• Required task
Collect every line in the records below that contains the word "JSON".

══ Entries supplied ══

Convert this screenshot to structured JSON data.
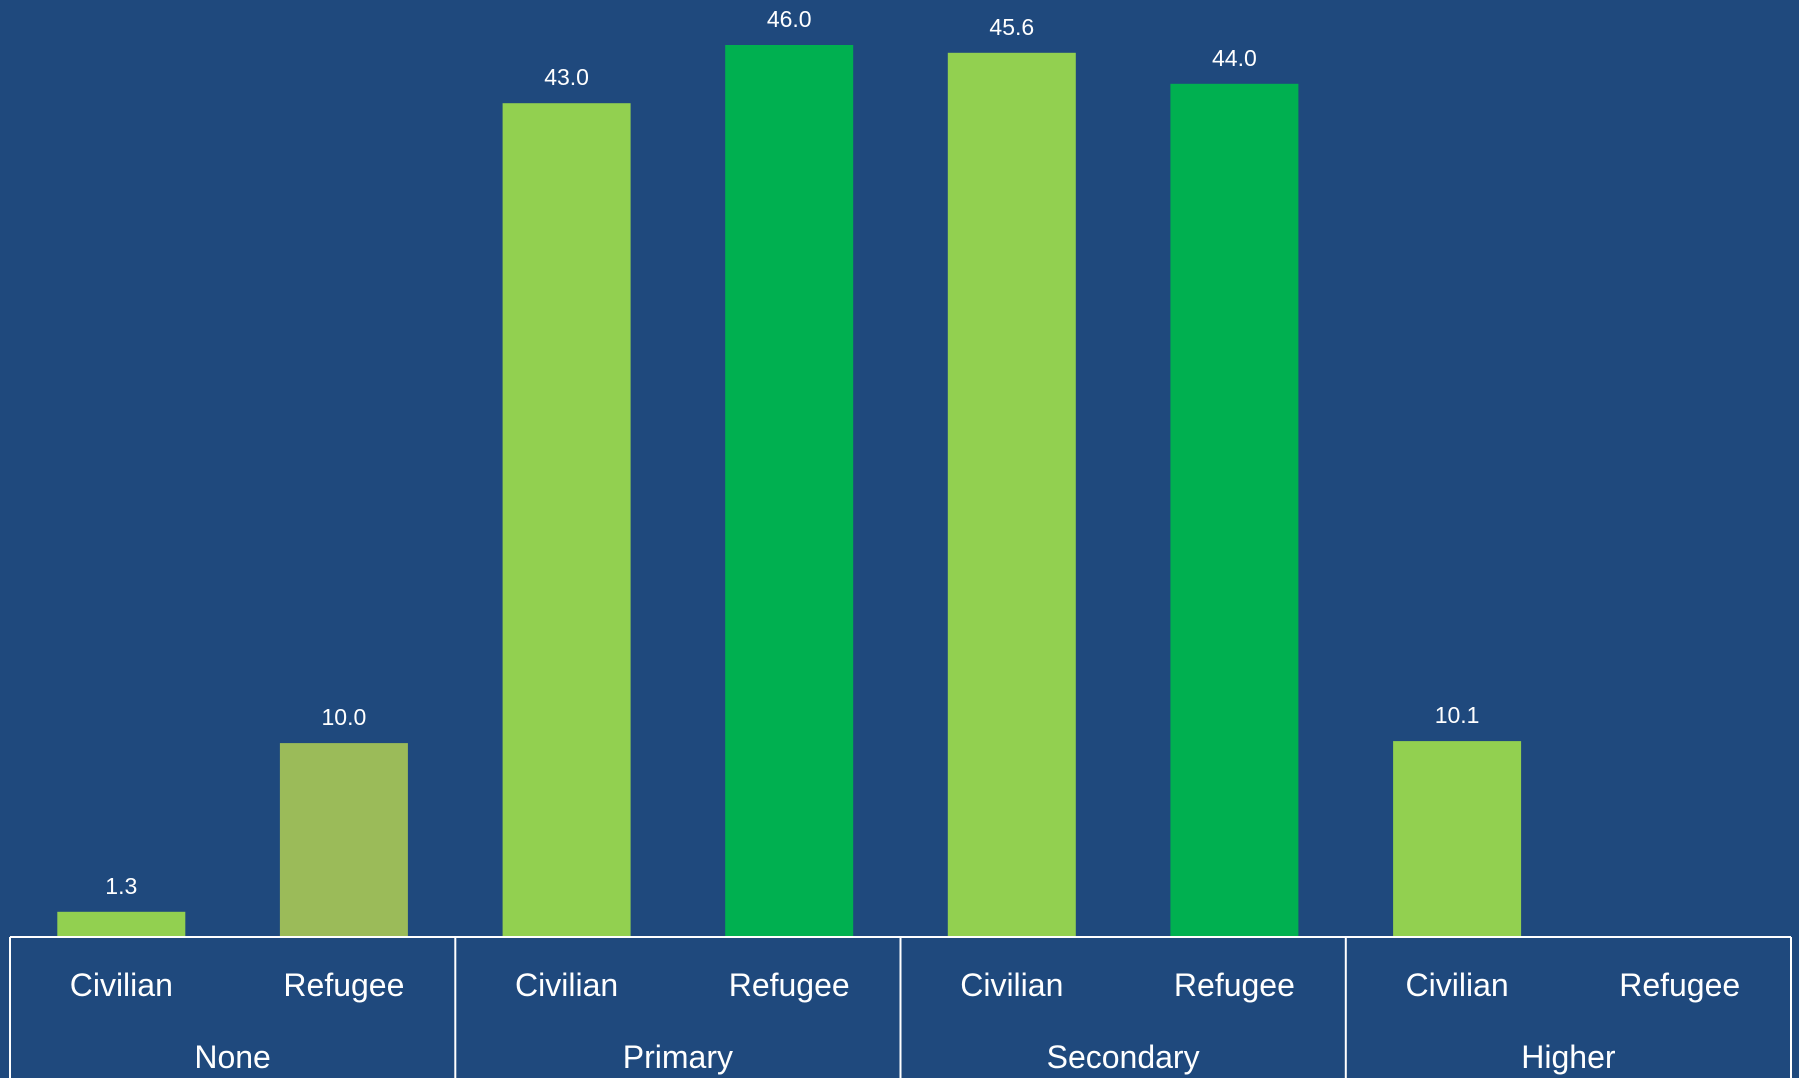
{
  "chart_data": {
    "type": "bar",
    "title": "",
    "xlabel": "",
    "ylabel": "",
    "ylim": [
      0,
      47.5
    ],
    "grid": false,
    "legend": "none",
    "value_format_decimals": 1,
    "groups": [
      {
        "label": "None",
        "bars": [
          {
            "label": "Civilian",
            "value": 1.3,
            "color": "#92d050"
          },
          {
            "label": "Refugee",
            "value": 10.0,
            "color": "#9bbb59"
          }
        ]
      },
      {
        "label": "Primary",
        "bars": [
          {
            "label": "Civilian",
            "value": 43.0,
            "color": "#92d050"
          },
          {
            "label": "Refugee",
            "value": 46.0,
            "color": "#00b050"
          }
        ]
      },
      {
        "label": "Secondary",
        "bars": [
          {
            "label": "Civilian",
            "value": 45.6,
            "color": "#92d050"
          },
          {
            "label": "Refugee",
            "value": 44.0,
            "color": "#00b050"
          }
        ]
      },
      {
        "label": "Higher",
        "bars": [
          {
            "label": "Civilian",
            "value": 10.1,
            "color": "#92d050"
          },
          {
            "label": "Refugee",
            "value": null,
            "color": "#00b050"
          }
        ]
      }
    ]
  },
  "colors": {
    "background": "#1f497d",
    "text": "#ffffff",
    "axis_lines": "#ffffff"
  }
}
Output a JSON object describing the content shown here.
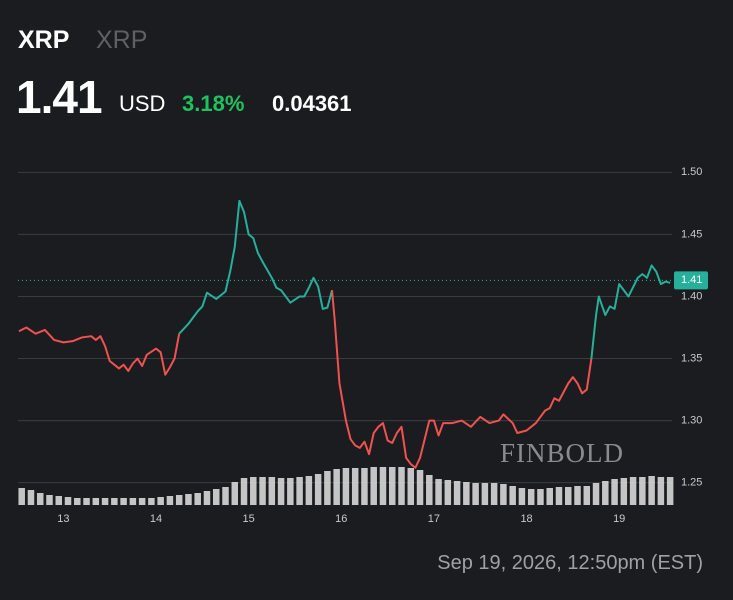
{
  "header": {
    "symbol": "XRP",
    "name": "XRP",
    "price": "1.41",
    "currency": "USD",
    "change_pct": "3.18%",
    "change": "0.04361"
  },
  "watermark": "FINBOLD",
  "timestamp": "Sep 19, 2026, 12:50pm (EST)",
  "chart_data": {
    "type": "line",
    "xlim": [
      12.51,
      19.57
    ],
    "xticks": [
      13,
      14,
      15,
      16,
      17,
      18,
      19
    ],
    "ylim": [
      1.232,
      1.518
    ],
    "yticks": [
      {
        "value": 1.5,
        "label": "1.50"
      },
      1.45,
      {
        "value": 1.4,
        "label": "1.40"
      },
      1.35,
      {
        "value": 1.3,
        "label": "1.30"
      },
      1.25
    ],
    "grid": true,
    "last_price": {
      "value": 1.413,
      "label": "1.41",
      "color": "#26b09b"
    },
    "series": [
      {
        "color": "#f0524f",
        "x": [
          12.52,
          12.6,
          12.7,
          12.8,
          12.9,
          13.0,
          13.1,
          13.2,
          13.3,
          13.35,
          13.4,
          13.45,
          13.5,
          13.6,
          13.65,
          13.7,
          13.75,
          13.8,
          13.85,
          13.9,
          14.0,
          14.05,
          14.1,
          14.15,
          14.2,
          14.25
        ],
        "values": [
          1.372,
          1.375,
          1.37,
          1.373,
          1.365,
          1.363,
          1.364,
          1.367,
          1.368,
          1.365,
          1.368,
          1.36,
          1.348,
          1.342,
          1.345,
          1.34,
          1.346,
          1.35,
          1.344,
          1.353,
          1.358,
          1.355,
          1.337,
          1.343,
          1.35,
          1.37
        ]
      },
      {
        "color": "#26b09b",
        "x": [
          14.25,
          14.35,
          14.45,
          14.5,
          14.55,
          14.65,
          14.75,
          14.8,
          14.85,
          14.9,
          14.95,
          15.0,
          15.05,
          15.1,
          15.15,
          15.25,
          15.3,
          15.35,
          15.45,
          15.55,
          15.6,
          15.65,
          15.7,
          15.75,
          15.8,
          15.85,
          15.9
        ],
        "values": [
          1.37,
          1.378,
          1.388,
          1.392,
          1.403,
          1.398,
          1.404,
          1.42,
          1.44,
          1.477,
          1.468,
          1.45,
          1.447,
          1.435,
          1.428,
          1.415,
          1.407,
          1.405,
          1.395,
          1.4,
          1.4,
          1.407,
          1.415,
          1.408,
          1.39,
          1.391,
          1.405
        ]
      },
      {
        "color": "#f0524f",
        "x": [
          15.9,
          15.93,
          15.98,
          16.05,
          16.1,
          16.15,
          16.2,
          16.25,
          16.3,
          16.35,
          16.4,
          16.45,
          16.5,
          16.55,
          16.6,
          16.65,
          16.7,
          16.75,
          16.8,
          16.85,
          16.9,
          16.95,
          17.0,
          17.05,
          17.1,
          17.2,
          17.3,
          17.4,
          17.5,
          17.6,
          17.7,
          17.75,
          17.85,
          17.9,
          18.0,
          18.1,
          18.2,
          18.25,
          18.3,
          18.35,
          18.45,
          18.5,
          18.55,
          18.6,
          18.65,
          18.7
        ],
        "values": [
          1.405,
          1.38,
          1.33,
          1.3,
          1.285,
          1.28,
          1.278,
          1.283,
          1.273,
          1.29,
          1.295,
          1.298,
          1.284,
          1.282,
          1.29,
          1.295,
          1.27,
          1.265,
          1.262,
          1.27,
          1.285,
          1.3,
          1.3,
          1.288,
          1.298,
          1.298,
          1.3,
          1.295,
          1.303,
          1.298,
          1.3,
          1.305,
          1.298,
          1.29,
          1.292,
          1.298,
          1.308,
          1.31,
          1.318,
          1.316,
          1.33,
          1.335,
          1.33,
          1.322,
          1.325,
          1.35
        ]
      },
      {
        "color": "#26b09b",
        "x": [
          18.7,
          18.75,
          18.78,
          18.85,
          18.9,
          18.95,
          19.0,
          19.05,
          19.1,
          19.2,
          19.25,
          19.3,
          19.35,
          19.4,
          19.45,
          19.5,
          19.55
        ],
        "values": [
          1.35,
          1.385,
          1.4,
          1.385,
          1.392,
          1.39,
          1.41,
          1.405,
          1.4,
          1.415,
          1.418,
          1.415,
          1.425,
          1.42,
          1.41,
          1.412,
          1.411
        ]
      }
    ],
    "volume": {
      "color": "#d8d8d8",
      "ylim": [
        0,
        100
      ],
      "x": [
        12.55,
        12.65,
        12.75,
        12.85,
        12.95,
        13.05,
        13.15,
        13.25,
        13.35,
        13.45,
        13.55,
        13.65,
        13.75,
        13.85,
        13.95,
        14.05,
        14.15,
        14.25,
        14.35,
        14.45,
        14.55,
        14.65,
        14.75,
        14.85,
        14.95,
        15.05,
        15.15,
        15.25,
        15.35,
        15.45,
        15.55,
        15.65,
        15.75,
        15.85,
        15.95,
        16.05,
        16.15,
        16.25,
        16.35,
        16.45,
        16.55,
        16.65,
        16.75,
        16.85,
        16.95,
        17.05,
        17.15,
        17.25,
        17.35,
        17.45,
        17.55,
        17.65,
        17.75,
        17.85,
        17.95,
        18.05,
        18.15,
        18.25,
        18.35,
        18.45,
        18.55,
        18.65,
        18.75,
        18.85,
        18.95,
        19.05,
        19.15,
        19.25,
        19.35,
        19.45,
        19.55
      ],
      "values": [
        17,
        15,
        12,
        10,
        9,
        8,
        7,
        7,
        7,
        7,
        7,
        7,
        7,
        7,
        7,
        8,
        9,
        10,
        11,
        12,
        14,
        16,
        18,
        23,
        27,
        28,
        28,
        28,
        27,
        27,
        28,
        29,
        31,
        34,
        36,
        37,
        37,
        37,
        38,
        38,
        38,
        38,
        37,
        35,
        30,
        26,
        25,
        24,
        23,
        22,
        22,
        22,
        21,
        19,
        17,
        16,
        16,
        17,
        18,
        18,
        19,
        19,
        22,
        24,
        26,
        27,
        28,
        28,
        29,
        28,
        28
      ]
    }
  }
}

═══

• Result below
Convert this screenshot to structured JSON data.
Output a JSON object describing the content shown here.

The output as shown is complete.